---------- Data for processing

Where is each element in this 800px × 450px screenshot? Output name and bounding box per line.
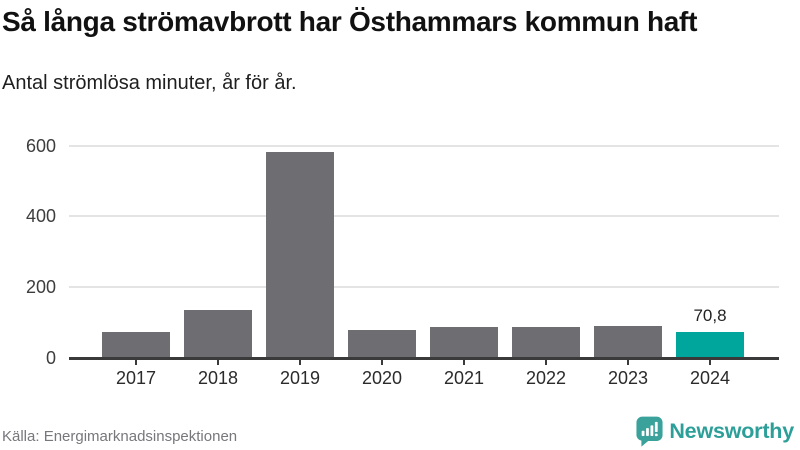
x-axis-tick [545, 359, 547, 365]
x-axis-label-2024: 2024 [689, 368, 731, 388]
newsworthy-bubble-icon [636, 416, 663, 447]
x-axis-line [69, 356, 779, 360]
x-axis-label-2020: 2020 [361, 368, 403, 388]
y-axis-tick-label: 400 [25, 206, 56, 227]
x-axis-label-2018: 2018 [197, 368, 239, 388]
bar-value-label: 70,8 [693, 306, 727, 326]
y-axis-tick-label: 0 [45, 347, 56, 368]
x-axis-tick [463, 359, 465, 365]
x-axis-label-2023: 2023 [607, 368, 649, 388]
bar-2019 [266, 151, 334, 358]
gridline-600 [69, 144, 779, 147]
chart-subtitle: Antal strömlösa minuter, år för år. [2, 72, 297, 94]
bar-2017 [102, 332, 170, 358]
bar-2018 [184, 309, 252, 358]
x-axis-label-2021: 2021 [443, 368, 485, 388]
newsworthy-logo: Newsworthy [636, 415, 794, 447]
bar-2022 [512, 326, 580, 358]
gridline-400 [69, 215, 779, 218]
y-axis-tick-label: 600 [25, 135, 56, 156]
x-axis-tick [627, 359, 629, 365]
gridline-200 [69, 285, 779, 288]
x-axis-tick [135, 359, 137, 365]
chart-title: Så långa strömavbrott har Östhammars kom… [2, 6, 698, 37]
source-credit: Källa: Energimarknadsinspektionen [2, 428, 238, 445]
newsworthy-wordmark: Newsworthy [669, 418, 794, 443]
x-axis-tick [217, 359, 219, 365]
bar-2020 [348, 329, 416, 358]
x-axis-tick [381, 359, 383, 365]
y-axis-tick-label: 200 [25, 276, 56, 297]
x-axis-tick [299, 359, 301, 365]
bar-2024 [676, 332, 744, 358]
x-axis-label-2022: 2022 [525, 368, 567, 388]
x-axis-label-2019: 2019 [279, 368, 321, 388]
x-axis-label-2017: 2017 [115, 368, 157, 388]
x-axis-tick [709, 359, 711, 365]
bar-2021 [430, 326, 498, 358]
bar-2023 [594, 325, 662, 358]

--------------------

Work instructions: Filter the material above, retaining only the lines that include the string "tick".

Worked answer:
x-axis-tick [545, 359, 547, 365]
y-axis-tick-label: 400 [25, 206, 56, 227]
y-axis-tick-label: 0 [45, 347, 56, 368]
x-axis-tick [463, 359, 465, 365]
y-axis-tick-label: 600 [25, 135, 56, 156]
x-axis-tick [627, 359, 629, 365]
x-axis-tick [135, 359, 137, 365]
x-axis-tick [217, 359, 219, 365]
x-axis-tick [381, 359, 383, 365]
y-axis-tick-label: 200 [25, 276, 56, 297]
x-axis-tick [299, 359, 301, 365]
x-axis-tick [709, 359, 711, 365]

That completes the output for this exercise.